* **Your instructions**
Every line of the records must be repeated exactly; pictures stay out.
----- Data to process -----
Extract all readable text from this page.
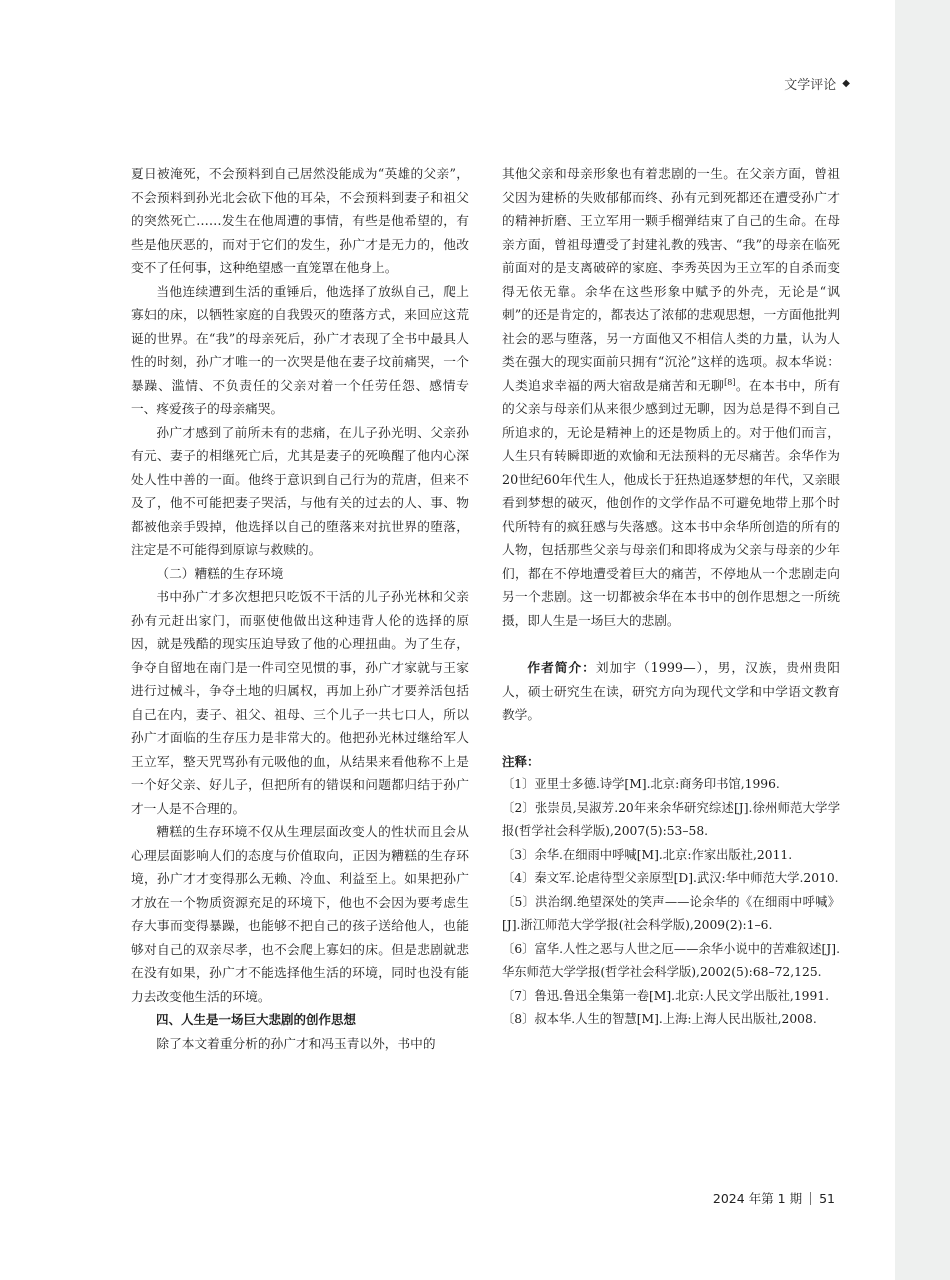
文学评论 ◆

夏日被淹死，不会预料到自己居然没能成为“英雄的父亲”，不会预料到孙光北会砍下他的耳朵，不会预料到妻子和祖父的突然死亡……发生在他周遭的事情，有些是他希望的，有些是他厌恶的，而对于它们的发生，孙广才是无力的，他改变不了任何事，这种绝望感一直笼罩在他身上。

当他连续遭到生活的重锤后，他选择了放纵自己，爬上寡妇的床，以牺牲家庭的自我毁灭的堕落方式，来回应这荒诞的世界。在“我”的母亲死后，孙广才表现了全书中最具人性的时刻，孙广才唯一的一次哭是他在妻子坟前痛哭，一个暴躁、滥情、不负责任的父亲对着一个任劳任怨、感情专一、疼爱孩子的母亲痛哭。

孙广才感到了前所未有的悲痛，在儿子孙光明、父亲孙有元、妻子的相继死亡后，尤其是妻子的死唤醒了他内心深处人性中善的一面。他终于意识到自己行为的荒唐，但来不及了，他不可能把妻子哭活，与他有关的过去的人、事、物都被他亲手毁掉，他选择以自己的堕落来对抗世界的堕落，注定是不可能得到原谅与救赎的。

（二）糟糕的生存环境

书中孙广才多次想把只吃饭不干活的儿子孙光林和父亲孙有元赶出家门，而驱使他做出这种违背人伦的选择的原因，就是残酷的现实压迫导致了他的心理扭曲。为了生存，争夺自留地在南门是一件司空见惯的事，孙广才家就与王家进行过械斗，争夺土地的归属权，再加上孙广才要养活包括自己在内，妻子、祖父、祖母、三个儿子一共七口人，所以孙广才面临的生存压力是非常大的。他把孙光林过继给军人王立军，整天咒骂孙有元吸他的血，从结果来看他称不上是一个好父亲、好儿子，但把所有的错误和问题都归结于孙广才一人是不合理的。

糟糕的生存环境不仅从生理层面改变人的性状而且会从心理层面影响人们的态度与价值取向，正因为糟糕的生存环境，孙广才才变得那么无赖、冷血、利益至上。如果把孙广才放在一个物质资源充足的环境下，他也不会因为要考虑生存大事而变得暴躁，也能够不把自己的孩子送给他人，也能够对自己的双亲尽孝，也不会爬上寡妇的床。但是悲剧就悲在没有如果，孙广才不能选择他生活的环境，同时也没有能力去改变他生活的环境。

四、人生是一场巨大悲剧的创作思想

除了本文着重分析的孙广才和冯玉青以外，书中的

其他父亲和母亲形象也有着悲剧的一生。在父亲方面，曾祖父因为建桥的失败郁郁而终、孙有元到死都还在遭受孙广才的精神折磨、王立军用一颗手榴弹结束了自己的生命。在母亲方面，曾祖母遭受了封建礼教的残害、“我”的母亲在临死前面对的是支离破碎的家庭、李秀英因为王立军的自杀而变得无依无靠。余华在这些形象中赋予的外壳，无论是“讽刺”的还是肯定的，都表达了浓郁的悲观思想，一方面他批判社会的恶与堕落，另一方面他又不相信人类的力量，认为人类在强大的现实面前只拥有“沉沦”这样的选项。叔本华说：人类追求幸福的两大宿敌是痛苦和无聊[8]。在本书中，所有的父亲与母亲们从来很少感到过无聊，因为总是得不到自己所追求的，无论是精神上的还是物质上的。对于他们而言，人生只有转瞬即逝的欢愉和无法预料的无尽痛苦。余华作为20世纪60年代生人，他成长于狂热追逐梦想的年代，又亲眼看到梦想的破灭，他创作的文学作品不可避免地带上那个时代所特有的疯狂感与失落感。这本书中余华所创造的所有的人物，包括那些父亲与母亲们和即将成为父亲与母亲的少年们，都在不停地遭受着巨大的痛苦，不停地从一个悲剧走向另一个悲剧。这一切都被余华在本书中的创作思想之一所统摄，即人生是一场巨大的悲剧。

作者简介：刘加宇（1999—），男，汉族，贵州贵阳人，硕士研究生在读，研究方向为现代文学和中学语文教育教学。

注释：

〔1〕亚里士多德.诗学[M].北京:商务印书馆,1996.

〔2〕张崇员,吴淑芳.20年来余华研究综述[J].徐州师范大学学报(哲学社会科学版),2007(5):53–58.

〔3〕余华.在细雨中呼喊[M].北京:作家出版社,2011.

〔4〕秦文军.论虐待型父亲原型[D].武汉:华中师范大学.2010.

〔5〕洪治纲.绝望深处的笑声——论余华的《在细雨中呼喊》[J].浙江师范大学学报(社会科学版),2009(2):1–6.

〔6〕富华.人性之恶与人世之厄——余华小说中的苦难叙述[J].华东师范大学学报(哲学社会科学版),2002(5):68–72,125.

〔7〕鲁迅.鲁迅全集第一卷[M].北京:人民文学出版社,1991.

〔8〕叔本华.人生的智慧[M].上海:上海人民出版社,2008.

2024 年第 1 期 51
-----
* **Expected answer**
Extract all readable text from this page.
文学评论 ◆

夏日被淹死，不会预料到自己居然没能成为“英雄的父亲”，不会预料到孙光北会砍下他的耳朵，不会预料到妻子和祖父的突然死亡……发生在他周遭的事情，有些是他希望的，有些是他厌恶的，而对于它们的发生，孙广才是无力的，他改变不了任何事，这种绝望感一直笼罩在他身上。

当他连续遭到生活的重锤后，他选择了放纵自己，爬上寡妇的床，以牺牲家庭的自我毁灭的堕落方式，来回应这荒诞的世界。在“我”的母亲死后，孙广才表现了全书中最具人性的时刻，孙广才唯一的一次哭是他在妻子坟前痛哭，一个暴躁、滥情、不负责任的父亲对着一个任劳任怨、感情专一、疼爱孩子的母亲痛哭。

孙广才感到了前所未有的悲痛，在儿子孙光明、父亲孙有元、妻子的相继死亡后，尤其是妻子的死唤醒了他内心深处人性中善的一面。他终于意识到自己行为的荒唐，但来不及了，他不可能把妻子哭活，与他有关的过去的人、事、物都被他亲手毁掉，他选择以自己的堕落来对抗世界的堕落，注定是不可能得到原谅与救赎的。

（二）糟糕的生存环境

书中孙广才多次想把只吃饭不干活的儿子孙光林和父亲孙有元赶出家门，而驱使他做出这种违背人伦的选择的原因，就是残酷的现实压迫导致了他的心理扭曲。为了生存，争夺自留地在南门是一件司空见惯的事，孙广才家就与王家进行过械斗，争夺土地的归属权，再加上孙广才要养活包括自己在内，妻子、祖父、祖母、三个儿子一共七口人，所以孙广才面临的生存压力是非常大的。他把孙光林过继给军人王立军，整天咒骂孙有元吸他的血，从结果来看他称不上是一个好父亲、好儿子，但把所有的错误和问题都归结于孙广才一人是不合理的。

糟糕的生存环境不仅从生理层面改变人的性状而且会从心理层面影响人们的态度与价值取向，正因为糟糕的生存环境，孙广才才变得那么无赖、冷血、利益至上。如果把孙广才放在一个物质资源充足的环境下，他也不会因为要考虑生存大事而变得暴躁，也能够不把自己的孩子送给他人，也能够对自己的双亲尽孝，也不会爬上寡妇的床。但是悲剧就悲在没有如果，孙广才不能选择他生活的环境，同时也没有能力去改变他生活的环境。

四、人生是一场巨大悲剧的创作思想

除了本文着重分析的孙广才和冯玉青以外，书中的

其他父亲和母亲形象也有着悲剧的一生。在父亲方面，曾祖父因为建桥的失败郁郁而终、孙有元到死都还在遭受孙广才的精神折磨、王立军用一颗手榴弹结束了自己的生命。在母亲方面，曾祖母遭受了封建礼教的残害、“我”的母亲在临死前面对的是支离破碎的家庭、李秀英因为王立军的自杀而变得无依无靠。余华在这些形象中赋予的外壳，无论是“讽刺”的还是肯定的，都表达了浓郁的悲观思想，一方面他批判社会的恶与堕落，另一方面他又不相信人类的力量，认为人类在强大的现实面前只拥有“沉沦”这样的选项。叔本华说：人类追求幸福的两大宿敌是痛苦和无聊[8]。在本书中，所有的父亲与母亲们从来很少感到过无聊，因为总是得不到自己所追求的，无论是精神上的还是物质上的。对于他们而言，人生只有转瞬即逝的欢愉和无法预料的无尽痛苦。余华作为20世纪60年代生人，他成长于狂热追逐梦想的年代，又亲眼看到梦想的破灭，他创作的文学作品不可避免地带上那个时代所特有的疯狂感与失落感。这本书中余华所创造的所有的人物，包括那些父亲与母亲们和即将成为父亲与母亲的少年们，都在不停地遭受着巨大的痛苦，不停地从一个悲剧走向另一个悲剧。这一切都被余华在本书中的创作思想之一所统摄，即人生是一场巨大的悲剧。

作者简介：刘加宇（1999—），男，汉族，贵州贵阳人，硕士研究生在读，研究方向为现代文学和中学语文教育教学。

注释：

〔1〕亚里士多德.诗学[M].北京:商务印书馆,1996.

〔2〕张崇员,吴淑芳.20年来余华研究综述[J].徐州师范大学学报(哲学社会科学版),2007(5):53–58.

〔3〕余华.在细雨中呼喊[M].北京:作家出版社,2011.

〔4〕秦文军.论虐待型父亲原型[D].武汉:华中师范大学.2010.

〔5〕洪治纲.绝望深处的笑声——论余华的《在细雨中呼喊》[J].浙江师范大学学报(社会科学版),2009(2):1–6.

〔6〕富华.人性之恶与人世之厄——余华小说中的苦难叙述[J].华东师范大学学报(哲学社会科学版),2002(5):68–72,125.

〔7〕鲁迅.鲁迅全集第一卷[M].北京:人民文学出版社,1991.

〔8〕叔本华.人生的智慧[M].上海:上海人民出版社,2008.

2024 年第 1 期 51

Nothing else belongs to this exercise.